== Exercise requirements ==
Give the number of lines containing the word "everstake" and nothing more.
────────────────────
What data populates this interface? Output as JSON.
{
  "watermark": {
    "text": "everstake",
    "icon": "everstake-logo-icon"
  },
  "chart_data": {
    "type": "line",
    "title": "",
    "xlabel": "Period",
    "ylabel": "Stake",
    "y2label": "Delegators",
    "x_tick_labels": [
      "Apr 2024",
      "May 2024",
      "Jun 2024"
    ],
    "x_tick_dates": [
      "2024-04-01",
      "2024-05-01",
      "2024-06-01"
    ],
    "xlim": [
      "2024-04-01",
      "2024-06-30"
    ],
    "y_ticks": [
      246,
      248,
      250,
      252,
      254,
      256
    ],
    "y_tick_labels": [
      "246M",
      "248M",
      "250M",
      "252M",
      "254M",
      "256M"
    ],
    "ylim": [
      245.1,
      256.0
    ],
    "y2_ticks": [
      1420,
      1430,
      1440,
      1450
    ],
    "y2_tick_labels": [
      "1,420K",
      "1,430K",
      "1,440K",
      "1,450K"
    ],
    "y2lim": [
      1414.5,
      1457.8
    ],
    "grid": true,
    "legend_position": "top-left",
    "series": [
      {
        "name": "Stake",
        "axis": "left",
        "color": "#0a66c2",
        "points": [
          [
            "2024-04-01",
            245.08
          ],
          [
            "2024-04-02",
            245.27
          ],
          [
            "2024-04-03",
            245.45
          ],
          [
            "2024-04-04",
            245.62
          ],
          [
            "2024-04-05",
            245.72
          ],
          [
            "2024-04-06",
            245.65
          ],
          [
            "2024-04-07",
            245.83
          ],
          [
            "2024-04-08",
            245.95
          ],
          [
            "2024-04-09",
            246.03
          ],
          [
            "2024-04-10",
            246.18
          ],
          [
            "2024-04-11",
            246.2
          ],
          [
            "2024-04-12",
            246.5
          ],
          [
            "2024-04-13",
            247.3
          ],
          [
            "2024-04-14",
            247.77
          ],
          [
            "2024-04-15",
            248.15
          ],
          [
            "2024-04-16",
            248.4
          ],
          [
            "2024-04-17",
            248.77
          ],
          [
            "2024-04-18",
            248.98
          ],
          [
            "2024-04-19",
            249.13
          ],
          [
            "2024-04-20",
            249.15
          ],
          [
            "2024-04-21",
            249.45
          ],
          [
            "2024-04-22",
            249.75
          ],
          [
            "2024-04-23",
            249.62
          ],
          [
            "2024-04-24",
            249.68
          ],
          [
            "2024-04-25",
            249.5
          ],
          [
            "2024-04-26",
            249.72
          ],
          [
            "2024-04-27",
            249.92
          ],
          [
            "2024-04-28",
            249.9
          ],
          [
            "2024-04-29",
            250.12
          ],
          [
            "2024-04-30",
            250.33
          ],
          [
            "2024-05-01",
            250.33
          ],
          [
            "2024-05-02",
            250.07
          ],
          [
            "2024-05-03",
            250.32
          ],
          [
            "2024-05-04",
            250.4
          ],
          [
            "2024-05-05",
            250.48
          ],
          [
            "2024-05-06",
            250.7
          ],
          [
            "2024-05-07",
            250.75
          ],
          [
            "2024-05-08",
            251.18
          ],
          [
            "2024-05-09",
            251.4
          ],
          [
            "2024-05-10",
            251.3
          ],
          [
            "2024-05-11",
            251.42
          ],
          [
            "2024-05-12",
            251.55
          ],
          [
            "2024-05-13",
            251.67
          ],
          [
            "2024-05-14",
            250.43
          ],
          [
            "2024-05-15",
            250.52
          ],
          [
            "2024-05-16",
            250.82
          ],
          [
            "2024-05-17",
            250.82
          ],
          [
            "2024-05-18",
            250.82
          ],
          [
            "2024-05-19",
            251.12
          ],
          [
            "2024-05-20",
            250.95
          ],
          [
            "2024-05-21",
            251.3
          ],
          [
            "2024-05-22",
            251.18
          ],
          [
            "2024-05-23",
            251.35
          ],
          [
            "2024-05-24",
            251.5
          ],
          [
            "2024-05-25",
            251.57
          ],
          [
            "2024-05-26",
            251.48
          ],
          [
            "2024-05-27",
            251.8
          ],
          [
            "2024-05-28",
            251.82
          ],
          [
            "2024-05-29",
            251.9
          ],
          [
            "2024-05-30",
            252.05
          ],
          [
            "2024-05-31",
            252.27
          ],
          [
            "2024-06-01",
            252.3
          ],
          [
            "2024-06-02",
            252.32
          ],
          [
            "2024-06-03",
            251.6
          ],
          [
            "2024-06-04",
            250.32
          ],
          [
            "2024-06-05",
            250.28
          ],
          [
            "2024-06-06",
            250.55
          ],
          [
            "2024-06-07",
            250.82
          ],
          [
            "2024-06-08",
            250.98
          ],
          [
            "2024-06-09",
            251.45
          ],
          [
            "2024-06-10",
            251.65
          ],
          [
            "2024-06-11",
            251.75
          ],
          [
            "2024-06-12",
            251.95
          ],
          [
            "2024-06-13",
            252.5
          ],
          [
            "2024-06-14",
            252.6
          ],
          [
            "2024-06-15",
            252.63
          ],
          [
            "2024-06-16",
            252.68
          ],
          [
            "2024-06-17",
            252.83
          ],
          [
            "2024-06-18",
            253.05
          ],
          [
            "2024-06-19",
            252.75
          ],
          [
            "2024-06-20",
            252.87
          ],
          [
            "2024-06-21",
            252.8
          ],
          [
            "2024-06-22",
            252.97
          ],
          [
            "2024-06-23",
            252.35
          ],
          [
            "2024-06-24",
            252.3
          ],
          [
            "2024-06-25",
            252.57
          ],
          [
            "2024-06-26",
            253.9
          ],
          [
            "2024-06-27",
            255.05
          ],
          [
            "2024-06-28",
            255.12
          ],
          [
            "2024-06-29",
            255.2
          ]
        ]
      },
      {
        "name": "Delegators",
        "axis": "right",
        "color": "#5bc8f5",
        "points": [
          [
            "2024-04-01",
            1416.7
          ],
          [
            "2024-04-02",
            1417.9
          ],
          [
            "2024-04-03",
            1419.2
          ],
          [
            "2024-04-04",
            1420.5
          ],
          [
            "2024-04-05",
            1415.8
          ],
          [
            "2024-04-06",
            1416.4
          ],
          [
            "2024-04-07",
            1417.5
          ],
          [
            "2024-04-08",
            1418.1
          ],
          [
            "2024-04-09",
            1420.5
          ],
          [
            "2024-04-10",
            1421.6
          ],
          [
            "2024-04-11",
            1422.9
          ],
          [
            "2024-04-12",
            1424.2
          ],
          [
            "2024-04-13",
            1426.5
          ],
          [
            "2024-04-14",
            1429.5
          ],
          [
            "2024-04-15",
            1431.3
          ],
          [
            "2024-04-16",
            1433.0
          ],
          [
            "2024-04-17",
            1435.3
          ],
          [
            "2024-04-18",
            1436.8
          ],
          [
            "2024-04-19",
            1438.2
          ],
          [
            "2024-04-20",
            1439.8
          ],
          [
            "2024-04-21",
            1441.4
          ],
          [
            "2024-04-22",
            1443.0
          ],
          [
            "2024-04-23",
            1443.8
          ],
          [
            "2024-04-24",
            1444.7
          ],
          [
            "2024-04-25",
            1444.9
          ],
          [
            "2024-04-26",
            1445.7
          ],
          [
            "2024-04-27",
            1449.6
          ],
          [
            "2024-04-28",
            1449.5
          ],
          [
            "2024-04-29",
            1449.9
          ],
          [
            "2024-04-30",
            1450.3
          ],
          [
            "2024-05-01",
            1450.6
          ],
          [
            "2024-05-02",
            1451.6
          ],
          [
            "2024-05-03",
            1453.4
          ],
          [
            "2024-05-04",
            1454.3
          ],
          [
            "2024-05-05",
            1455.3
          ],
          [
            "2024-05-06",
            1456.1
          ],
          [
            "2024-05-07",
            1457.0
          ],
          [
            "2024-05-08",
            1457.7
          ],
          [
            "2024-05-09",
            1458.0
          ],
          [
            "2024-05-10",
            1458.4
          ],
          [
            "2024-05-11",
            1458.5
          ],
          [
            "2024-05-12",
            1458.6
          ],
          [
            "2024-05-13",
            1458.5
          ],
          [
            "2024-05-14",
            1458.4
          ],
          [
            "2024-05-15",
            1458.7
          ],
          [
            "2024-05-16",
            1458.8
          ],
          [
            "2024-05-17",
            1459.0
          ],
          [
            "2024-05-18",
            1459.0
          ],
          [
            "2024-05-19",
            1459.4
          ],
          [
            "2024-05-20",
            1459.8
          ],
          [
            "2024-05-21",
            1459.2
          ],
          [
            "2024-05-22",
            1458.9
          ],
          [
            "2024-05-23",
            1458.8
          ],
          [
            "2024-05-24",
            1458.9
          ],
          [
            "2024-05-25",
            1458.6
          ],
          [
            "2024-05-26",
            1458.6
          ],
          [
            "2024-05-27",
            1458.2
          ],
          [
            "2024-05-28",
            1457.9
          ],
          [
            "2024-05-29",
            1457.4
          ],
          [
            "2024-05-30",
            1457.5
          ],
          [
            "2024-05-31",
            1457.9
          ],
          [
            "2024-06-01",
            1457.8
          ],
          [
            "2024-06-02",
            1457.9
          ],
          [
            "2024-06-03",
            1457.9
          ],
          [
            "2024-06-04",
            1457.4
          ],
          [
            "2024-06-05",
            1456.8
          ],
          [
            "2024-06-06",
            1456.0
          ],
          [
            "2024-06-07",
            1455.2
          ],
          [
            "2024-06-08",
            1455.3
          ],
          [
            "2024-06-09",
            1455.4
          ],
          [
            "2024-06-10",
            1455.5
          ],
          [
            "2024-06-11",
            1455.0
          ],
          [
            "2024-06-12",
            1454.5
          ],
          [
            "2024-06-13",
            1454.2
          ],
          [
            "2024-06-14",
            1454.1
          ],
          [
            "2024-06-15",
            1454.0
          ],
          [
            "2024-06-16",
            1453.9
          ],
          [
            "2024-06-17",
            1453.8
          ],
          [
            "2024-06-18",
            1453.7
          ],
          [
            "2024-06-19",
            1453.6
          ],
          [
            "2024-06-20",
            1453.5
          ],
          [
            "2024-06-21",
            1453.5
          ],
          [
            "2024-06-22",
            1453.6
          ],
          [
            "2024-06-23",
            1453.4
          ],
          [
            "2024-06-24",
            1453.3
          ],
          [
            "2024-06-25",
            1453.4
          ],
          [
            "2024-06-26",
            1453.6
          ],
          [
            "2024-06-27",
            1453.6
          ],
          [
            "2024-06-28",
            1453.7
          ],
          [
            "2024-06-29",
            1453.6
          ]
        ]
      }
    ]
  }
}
────────────────────
== The output ==
2